- Dataset excerpts -
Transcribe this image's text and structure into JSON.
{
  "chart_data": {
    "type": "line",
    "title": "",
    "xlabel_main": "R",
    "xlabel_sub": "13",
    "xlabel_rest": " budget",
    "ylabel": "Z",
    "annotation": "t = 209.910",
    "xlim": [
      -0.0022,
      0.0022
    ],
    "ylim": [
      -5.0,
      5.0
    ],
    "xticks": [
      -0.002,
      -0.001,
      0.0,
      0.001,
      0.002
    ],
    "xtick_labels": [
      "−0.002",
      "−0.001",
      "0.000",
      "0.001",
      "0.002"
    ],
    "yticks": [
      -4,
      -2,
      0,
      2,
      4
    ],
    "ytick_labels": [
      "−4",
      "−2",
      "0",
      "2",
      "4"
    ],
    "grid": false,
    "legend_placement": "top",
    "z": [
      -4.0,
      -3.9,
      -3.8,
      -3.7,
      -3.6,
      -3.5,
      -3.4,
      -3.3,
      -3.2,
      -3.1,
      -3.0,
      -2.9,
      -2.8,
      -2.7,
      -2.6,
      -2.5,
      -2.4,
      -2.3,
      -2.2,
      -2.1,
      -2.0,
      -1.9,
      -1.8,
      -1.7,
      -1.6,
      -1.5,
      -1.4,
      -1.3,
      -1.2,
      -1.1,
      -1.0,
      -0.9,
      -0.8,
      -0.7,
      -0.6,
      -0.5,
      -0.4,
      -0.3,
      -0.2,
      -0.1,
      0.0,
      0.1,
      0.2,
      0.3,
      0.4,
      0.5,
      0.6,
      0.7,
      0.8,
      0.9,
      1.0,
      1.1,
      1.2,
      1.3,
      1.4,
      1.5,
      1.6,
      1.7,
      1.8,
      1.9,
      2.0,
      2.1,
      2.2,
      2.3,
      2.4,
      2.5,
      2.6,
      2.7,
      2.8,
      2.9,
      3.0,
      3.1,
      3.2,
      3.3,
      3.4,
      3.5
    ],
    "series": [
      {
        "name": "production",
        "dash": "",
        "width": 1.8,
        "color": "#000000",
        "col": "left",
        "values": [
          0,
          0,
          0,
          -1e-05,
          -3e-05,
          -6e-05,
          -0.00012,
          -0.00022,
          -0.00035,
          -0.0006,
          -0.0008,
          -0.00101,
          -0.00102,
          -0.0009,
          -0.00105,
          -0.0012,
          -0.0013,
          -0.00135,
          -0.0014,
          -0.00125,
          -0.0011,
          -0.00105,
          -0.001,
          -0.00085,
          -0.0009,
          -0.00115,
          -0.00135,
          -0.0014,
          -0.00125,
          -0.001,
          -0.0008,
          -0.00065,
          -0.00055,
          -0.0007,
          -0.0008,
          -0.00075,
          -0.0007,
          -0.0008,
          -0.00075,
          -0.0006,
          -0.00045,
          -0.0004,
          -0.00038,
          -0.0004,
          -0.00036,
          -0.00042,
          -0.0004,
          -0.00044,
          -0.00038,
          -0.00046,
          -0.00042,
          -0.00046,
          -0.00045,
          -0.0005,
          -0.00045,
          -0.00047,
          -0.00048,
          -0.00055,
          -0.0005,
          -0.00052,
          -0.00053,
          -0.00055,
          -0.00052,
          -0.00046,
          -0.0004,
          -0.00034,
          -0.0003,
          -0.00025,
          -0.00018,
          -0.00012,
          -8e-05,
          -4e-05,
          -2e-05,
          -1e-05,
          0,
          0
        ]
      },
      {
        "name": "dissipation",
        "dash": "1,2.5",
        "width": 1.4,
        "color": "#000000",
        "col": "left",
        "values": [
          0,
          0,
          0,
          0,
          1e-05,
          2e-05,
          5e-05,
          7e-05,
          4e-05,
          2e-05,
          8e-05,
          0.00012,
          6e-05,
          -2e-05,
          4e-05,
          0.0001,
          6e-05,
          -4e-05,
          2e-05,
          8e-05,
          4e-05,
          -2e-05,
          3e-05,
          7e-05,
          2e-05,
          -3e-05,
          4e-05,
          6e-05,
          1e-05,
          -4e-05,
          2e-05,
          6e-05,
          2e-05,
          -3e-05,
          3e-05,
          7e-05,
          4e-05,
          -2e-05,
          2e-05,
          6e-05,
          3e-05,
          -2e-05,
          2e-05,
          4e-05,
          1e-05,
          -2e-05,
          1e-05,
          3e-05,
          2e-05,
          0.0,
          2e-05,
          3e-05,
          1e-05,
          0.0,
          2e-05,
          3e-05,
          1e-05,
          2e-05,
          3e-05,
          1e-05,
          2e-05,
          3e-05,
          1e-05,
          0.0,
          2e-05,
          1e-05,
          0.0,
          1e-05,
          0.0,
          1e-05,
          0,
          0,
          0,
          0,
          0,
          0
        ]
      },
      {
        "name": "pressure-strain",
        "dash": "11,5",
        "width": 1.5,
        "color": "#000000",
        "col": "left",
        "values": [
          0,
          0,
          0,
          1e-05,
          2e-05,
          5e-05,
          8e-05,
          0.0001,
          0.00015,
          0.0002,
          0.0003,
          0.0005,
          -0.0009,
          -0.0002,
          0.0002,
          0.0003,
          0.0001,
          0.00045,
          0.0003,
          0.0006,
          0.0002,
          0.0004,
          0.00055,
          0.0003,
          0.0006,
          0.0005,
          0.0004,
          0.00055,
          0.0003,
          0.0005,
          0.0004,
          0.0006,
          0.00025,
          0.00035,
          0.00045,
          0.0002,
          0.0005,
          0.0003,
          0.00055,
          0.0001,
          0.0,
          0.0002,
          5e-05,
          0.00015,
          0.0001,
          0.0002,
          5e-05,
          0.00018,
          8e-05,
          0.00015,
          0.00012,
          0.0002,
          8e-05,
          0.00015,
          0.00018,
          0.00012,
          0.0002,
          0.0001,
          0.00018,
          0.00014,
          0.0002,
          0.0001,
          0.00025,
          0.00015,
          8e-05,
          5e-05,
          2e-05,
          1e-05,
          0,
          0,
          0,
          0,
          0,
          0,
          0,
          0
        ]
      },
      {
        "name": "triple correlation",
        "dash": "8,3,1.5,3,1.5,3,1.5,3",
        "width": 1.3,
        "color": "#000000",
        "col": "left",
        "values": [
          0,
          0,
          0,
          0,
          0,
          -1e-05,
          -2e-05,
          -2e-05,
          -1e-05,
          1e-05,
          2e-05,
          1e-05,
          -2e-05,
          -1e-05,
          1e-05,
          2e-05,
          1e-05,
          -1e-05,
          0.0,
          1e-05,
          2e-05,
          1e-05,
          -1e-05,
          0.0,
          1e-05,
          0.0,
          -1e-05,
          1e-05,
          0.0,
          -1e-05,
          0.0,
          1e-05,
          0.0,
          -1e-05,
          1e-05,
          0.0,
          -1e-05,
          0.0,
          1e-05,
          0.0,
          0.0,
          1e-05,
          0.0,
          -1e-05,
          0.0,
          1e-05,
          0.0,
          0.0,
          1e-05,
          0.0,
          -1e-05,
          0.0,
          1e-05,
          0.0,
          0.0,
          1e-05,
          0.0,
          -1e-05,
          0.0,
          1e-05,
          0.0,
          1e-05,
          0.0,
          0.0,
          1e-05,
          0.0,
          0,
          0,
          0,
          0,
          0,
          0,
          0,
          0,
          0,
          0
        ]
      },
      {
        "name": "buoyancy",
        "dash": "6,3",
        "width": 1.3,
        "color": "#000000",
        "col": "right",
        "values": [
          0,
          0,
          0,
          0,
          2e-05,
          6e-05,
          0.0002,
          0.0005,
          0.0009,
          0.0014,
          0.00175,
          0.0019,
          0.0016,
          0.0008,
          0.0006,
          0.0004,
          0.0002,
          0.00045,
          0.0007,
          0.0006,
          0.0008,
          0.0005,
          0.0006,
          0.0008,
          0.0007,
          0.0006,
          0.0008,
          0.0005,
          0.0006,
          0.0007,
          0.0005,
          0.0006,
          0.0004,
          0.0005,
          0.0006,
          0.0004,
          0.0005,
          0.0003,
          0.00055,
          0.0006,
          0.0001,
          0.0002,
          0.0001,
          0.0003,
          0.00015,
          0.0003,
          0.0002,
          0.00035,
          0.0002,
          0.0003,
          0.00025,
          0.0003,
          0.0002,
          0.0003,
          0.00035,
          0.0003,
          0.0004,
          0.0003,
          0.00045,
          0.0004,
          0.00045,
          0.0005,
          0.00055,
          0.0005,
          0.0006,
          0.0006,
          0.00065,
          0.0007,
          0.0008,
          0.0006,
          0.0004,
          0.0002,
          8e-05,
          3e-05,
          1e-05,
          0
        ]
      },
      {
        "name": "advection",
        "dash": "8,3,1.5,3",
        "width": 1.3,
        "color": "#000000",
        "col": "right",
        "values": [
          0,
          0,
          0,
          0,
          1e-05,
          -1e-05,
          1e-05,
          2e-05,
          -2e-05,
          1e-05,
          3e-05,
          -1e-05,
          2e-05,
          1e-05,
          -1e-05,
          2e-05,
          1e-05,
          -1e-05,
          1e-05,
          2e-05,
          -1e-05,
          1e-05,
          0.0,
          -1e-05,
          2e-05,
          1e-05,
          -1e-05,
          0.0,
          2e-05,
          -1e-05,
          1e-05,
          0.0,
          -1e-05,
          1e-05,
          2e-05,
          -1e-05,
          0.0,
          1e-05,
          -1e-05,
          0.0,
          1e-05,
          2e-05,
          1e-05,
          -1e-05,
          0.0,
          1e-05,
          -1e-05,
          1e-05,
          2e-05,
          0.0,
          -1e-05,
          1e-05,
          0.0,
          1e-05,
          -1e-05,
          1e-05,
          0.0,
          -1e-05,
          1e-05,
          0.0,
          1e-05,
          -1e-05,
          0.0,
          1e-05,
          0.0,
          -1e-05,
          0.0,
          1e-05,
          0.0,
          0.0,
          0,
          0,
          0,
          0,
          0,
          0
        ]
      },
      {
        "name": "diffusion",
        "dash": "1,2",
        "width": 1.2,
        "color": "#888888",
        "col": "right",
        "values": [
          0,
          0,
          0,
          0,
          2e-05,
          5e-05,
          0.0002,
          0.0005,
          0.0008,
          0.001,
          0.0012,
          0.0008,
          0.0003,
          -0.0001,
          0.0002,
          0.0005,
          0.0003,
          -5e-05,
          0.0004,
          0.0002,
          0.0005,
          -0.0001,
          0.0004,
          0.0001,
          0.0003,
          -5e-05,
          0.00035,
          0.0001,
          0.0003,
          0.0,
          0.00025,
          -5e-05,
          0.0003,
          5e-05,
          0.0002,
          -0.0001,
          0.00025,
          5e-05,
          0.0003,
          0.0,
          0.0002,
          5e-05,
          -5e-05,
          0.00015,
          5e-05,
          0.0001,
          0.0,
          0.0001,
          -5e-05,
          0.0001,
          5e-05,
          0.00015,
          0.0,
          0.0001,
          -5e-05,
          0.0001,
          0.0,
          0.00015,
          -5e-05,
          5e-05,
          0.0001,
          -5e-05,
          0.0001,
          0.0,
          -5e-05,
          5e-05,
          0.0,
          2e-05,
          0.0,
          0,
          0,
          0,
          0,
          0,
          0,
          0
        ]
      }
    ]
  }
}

- Task goal -
How many of these lines contain "name"? Write only the number.

- Expected output -
7